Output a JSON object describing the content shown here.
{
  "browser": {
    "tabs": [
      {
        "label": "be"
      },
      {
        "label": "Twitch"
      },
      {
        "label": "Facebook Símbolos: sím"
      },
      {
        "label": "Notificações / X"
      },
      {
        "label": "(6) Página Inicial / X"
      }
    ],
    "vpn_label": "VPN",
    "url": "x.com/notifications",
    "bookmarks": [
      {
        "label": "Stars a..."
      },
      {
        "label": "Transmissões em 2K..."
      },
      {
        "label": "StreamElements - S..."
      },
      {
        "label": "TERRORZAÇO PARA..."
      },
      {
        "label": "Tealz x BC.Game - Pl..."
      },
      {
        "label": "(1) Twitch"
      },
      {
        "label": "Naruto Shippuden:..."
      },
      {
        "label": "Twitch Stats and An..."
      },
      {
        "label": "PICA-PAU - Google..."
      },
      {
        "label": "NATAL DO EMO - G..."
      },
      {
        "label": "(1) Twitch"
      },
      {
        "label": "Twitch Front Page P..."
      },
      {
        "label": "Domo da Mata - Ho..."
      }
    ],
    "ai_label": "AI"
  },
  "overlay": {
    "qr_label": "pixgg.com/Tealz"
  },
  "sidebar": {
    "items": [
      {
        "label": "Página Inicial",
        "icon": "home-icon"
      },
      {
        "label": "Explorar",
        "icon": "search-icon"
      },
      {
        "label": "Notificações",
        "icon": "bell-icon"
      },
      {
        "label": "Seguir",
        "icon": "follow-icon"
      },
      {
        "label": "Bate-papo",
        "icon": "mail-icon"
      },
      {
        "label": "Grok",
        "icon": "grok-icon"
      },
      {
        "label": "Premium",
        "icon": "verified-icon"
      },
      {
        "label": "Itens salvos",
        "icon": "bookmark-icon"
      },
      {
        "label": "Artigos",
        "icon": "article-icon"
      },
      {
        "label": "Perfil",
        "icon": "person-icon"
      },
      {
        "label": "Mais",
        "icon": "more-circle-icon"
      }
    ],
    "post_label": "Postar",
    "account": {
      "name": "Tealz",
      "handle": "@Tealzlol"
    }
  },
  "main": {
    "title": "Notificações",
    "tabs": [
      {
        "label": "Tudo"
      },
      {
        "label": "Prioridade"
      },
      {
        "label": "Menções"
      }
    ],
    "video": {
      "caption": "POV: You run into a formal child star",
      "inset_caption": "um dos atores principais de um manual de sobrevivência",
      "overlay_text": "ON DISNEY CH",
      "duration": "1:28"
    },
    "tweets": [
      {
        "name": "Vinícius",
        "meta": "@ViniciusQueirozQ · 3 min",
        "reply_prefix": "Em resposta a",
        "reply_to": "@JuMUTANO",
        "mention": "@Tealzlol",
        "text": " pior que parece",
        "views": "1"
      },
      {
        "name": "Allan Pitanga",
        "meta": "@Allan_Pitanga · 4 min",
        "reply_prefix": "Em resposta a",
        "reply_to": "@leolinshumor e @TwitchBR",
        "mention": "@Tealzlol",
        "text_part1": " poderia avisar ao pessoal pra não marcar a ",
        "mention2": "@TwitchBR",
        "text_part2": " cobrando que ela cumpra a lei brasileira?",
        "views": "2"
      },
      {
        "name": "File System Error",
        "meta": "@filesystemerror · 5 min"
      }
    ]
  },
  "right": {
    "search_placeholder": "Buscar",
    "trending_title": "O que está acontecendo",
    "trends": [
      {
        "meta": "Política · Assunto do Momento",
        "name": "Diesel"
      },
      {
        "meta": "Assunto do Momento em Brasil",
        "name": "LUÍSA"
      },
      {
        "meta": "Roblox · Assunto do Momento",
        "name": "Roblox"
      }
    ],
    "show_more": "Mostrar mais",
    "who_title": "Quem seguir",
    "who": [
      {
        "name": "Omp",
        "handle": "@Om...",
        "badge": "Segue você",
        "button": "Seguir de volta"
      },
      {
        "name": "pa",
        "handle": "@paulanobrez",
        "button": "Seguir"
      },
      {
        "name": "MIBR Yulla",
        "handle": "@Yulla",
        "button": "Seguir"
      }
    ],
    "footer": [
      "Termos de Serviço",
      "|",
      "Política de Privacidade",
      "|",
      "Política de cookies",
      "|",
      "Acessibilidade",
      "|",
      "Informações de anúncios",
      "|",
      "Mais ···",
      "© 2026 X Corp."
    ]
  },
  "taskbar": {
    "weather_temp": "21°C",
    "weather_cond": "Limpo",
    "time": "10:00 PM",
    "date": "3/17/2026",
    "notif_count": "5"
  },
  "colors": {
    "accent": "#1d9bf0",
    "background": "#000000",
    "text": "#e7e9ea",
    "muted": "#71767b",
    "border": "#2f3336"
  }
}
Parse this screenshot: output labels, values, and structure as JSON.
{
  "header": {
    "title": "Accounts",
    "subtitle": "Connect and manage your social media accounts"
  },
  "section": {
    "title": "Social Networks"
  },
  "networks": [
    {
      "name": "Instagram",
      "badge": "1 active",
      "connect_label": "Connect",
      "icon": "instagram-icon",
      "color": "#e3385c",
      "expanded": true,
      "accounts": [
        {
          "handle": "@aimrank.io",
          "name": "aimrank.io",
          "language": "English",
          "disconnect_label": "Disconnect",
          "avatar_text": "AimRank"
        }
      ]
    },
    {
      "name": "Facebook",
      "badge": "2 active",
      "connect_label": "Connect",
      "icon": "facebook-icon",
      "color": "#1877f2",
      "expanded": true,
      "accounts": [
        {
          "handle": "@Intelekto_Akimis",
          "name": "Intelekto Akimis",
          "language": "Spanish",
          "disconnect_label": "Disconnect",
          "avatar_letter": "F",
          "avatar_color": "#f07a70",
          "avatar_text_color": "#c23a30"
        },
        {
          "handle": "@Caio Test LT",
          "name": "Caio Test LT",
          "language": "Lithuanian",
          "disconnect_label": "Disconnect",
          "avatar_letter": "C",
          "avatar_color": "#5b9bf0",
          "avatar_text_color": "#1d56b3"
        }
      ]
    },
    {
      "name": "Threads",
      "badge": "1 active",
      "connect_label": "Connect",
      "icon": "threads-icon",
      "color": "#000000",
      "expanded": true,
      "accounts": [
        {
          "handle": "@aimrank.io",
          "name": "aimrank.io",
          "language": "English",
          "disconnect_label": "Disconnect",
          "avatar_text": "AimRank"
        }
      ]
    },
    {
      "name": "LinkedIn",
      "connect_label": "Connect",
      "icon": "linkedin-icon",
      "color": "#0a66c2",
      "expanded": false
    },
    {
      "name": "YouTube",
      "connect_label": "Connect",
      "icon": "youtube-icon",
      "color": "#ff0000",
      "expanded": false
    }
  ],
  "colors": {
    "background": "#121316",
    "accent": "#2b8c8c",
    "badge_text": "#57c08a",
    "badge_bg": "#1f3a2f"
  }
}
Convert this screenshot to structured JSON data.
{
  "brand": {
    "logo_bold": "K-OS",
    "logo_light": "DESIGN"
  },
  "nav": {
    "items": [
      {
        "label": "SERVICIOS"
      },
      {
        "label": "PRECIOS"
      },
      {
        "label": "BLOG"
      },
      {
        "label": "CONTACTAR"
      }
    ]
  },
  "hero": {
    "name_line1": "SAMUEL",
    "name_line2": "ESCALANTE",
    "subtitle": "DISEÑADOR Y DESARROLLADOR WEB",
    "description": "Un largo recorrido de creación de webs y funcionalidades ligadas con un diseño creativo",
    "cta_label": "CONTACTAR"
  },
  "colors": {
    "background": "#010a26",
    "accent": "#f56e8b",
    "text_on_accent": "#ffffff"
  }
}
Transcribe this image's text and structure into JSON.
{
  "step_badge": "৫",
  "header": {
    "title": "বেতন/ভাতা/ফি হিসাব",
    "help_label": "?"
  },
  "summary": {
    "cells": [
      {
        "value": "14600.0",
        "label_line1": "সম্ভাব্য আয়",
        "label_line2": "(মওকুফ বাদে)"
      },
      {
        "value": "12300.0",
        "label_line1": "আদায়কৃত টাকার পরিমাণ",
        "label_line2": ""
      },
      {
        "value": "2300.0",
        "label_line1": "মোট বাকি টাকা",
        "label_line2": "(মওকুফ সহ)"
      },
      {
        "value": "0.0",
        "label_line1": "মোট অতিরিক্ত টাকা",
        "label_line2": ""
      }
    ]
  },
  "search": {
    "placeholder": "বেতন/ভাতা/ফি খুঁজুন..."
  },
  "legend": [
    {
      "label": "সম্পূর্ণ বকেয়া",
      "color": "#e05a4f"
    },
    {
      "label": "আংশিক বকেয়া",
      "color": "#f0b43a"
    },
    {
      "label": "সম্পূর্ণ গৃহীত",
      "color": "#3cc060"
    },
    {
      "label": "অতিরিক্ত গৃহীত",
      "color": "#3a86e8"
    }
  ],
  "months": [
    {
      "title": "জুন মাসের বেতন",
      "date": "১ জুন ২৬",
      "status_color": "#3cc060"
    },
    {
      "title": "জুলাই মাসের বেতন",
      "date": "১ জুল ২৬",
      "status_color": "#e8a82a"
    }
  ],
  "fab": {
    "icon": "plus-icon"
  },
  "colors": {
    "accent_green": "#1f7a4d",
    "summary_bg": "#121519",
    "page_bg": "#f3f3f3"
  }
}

#### What this task involves
Quote, without alteration, the final stretch of the entries: the line with "Transcribe this image's" onward to the last line.

#### Full answer
Transcribe this image's text and structure into JSON.
{
  "step_badge": "৫",
  "header": {
    "title": "বেতন/ভাতা/ফি হিসাব",
    "help_label": "?"
  },
  "summary": {
    "cells": [
      {
        "value": "14600.0",
        "label_line1": "সম্ভাব্য আয়",
        "label_line2": "(মওকুফ বাদে)"
      },
      {
        "value": "12300.0",
        "label_line1": "আদায়কৃত টাকার পরিমাণ",
        "label_line2": ""
      },
      {
        "value": "2300.0",
        "label_line1": "মোট বাকি টাকা",
        "label_line2": "(মওকুফ সহ)"
      },
      {
        "value": "0.0",
        "label_line1": "মোট অতিরিক্ত টাকা",
        "label_line2": ""
      }
    ]
  },
  "search": {
    "placeholder": "বেতন/ভাতা/ফি খুঁজুন..."
  },
  "legend": [
    {
      "label": "সম্পূর্ণ বকেয়া",
      "color": "#e05a4f"
    },
    {
      "label": "আংশিক বকেয়া",
      "color": "#f0b43a"
    },
    {
      "label": "সম্পূর্ণ গৃহীত",
      "color": "#3cc060"
    },
    {
      "label": "অতিরিক্ত গৃহীত",
      "color": "#3a86e8"
    }
  ],
  "months": [
    {
      "title": "জুন মাসের বেতন",
      "date": "১ জুন ২৬",
      "status_color": "#3cc060"
    },
    {
      "title": "জুলাই মাসের বেতন",
      "date": "১ জুল ২৬",
      "status_color": "#e8a82a"
    }
  ],
  "fab": {
    "icon": "plus-icon"
  },
  "colors": {
    "accent_green": "#1f7a4d",
    "summary_bg": "#121519",
    "page_bg": "#f3f3f3"
  }
}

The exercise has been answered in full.